Print all the entries verbatim.
──────── THE RECORDS ────────
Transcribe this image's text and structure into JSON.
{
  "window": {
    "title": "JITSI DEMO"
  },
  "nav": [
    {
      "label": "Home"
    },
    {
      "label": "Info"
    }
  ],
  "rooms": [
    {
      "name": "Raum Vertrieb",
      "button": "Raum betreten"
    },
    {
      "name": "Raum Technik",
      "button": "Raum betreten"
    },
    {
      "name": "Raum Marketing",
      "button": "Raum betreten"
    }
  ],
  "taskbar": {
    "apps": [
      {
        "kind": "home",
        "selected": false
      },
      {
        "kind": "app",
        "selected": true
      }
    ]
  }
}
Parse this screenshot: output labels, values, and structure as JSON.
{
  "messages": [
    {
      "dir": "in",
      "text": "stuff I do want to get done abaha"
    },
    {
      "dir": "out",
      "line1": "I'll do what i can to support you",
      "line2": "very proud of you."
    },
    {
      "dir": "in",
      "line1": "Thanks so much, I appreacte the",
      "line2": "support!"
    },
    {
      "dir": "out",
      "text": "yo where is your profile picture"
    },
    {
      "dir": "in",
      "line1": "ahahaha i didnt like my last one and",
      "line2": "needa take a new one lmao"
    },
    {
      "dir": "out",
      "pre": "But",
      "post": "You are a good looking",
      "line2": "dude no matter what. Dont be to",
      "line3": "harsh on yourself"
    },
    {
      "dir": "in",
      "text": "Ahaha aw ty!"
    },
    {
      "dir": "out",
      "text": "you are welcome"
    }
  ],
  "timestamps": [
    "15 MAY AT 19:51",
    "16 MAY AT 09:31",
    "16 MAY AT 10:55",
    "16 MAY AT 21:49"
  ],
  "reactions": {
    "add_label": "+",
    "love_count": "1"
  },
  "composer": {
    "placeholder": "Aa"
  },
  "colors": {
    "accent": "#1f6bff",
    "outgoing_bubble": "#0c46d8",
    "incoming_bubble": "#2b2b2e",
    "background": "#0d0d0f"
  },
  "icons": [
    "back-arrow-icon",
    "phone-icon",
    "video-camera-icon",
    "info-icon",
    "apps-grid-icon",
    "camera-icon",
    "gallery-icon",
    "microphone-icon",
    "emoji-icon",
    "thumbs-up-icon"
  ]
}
────────
■ EXERCISE OUTPUT
Transcribe this image's text and structure into JSON.
{
  "window": {
    "title": "JITSI DEMO"
  },
  "nav": [
    {
      "label": "Home"
    },
    {
      "label": "Info"
    }
  ],
  "rooms": [
    {
      "name": "Raum Vertrieb",
      "button": "Raum betreten"
    },
    {
      "name": "Raum Technik",
      "button": "Raum betreten"
    },
    {
      "name": "Raum Marketing",
      "button": "Raum betreten"
    }
  ],
  "taskbar": {
    "apps": [
      {
        "kind": "home",
        "selected": false
      },
      {
        "kind": "app",
        "selected": true
      }
    ]
  }
}
Parse this screenshot: output labels, values, and structure as JSON.
{
  "messages": [
    {
      "dir": "in",
      "text": "stuff I do want to get done abaha"
    },
    {
      "dir": "out",
      "line1": "I'll do what i can to support you",
      "line2": "very proud of you."
    },
    {
      "dir": "in",
      "line1": "Thanks so much, I appreacte the",
      "line2": "support!"
    },
    {
      "dir": "out",
      "text": "yo where is your profile picture"
    },
    {
      "dir": "in",
      "line1": "ahahaha i didnt like my last one and",
      "line2": "needa take a new one lmao"
    },
    {
      "dir": "out",
      "pre": "But",
      "post": "You are a good looking",
      "line2": "dude no matter what. Dont be to",
      "line3": "harsh on yourself"
    },
    {
      "dir": "in",
      "text": "Ahaha aw ty!"
    },
    {
      "dir": "out",
      "text": "you are welcome"
    }
  ],
  "timestamps": [
    "15 MAY AT 19:51",
    "16 MAY AT 09:31",
    "16 MAY AT 10:55",
    "16 MAY AT 21:49"
  ],
  "reactions": {
    "add_label": "+",
    "love_count": "1"
  },
  "composer": {
    "placeholder": "Aa"
  },
  "colors": {
    "accent": "#1f6bff",
    "outgoing_bubble": "#0c46d8",
    "incoming_bubble": "#2b2b2e",
    "background": "#0d0d0f"
  },
  "icons": [
    "back-arrow-icon",
    "phone-icon",
    "video-camera-icon",
    "info-icon",
    "apps-grid-icon",
    "camera-icon",
    "gallery-icon",
    "microphone-icon",
    "emoji-icon",
    "thumbs-up-icon"
  ]
}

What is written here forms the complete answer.